For the records below, give the count of lines holding the word "瓶子受到了重力和浮力的作用" and nothing more.
··········
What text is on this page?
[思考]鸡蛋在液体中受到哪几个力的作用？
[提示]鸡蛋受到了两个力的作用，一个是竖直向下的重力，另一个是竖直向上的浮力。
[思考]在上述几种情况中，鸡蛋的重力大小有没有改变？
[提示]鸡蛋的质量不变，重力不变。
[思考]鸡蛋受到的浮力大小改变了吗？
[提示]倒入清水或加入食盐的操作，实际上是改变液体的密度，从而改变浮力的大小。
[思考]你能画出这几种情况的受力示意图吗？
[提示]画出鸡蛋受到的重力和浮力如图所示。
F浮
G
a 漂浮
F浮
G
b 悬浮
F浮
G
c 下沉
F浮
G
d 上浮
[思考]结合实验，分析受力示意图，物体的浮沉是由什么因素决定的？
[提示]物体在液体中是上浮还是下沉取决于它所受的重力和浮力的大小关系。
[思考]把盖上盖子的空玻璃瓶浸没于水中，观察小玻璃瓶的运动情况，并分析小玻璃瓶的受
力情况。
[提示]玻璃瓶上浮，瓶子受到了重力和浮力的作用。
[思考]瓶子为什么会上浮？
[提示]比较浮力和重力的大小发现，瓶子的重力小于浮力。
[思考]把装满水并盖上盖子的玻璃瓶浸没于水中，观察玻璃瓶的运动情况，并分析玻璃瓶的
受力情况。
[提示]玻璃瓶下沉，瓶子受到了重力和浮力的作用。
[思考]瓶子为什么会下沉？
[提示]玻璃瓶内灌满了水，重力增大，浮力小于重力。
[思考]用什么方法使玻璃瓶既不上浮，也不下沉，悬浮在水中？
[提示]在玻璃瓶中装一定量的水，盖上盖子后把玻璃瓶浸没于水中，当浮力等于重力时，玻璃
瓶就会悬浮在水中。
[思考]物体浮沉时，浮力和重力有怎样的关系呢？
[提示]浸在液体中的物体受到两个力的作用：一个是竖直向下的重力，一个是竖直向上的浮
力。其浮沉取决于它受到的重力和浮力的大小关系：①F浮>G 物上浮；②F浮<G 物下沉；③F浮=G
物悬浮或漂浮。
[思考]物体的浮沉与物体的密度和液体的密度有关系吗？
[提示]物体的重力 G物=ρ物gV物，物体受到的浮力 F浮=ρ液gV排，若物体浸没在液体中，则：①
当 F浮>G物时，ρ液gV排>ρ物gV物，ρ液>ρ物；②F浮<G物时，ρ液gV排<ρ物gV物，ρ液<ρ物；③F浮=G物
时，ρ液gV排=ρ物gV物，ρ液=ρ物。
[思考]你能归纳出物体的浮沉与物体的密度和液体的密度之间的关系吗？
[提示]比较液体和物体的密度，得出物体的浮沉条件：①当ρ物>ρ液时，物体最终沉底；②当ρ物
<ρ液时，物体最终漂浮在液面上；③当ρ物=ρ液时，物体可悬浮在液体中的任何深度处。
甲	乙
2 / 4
··········
#### Answer to this problem
2